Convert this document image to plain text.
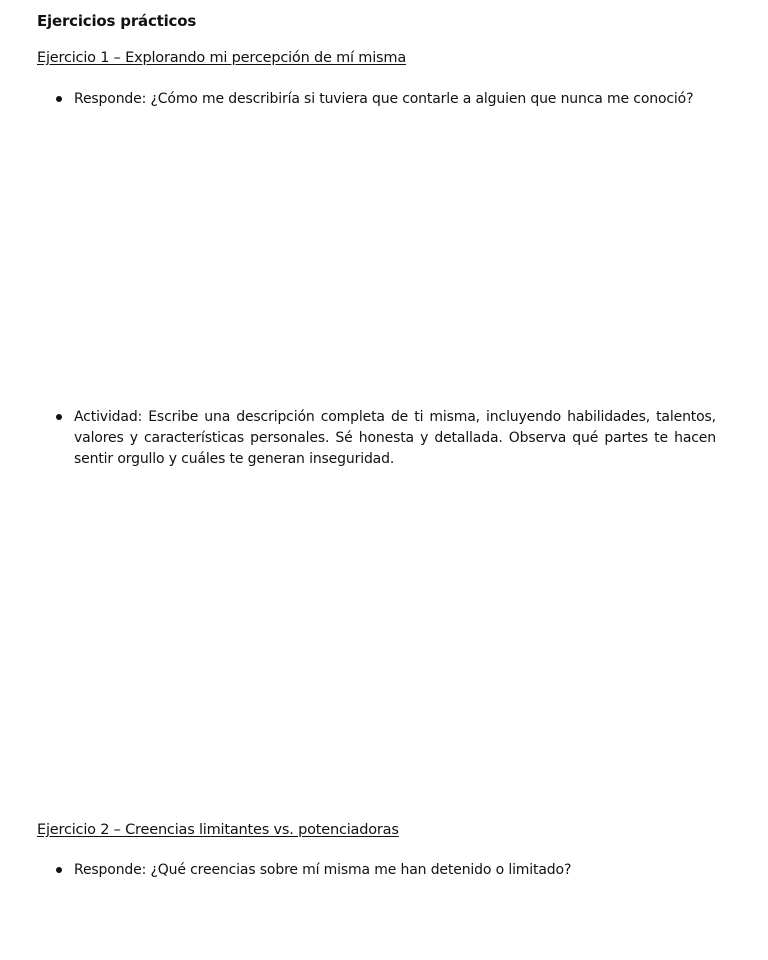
Ejercicios prácticos
Ejercicio 1 – Explorando mi percepción de mí misma
Responde: ¿Cómo me describiría si tuviera que contarle a alguien que nunca me conoció?
Actividad: Escribe una descripción completa de ti misma, incluyendo habilidades, talentos, valores y características personales. Sé honesta y detallada. Observa qué partes te hacen sentir orgullo y cuáles te generan inseguridad.
Ejercicio 2 – Creencias limitantes vs. potenciadoras
Responde: ¿Qué creencias sobre mí misma me han detenido o limitado?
☆ ☆ ☆ ☆ ☆ ☆ ☆
Output all of the records exactly as they appear above, but not the pictures.

Convert this document image to plain text.
Ejercicios prácticos
Ejercicio 1 – Explorando mi percepción de mí misma
Responde: ¿Cómo me describiría si tuviera que contarle a alguien que nunca me conoció?
Actividad: Escribe una descripción completa de ti misma, incluyendo habilidades, talentos, valores y características personales. Sé honesta y detallada. Observa qué partes te hacen sentir orgullo y cuáles te generan inseguridad.
Ejercicio 2 – Creencias limitantes vs. potenciadoras
Responde: ¿Qué creencias sobre mí misma me han detenido o limitado?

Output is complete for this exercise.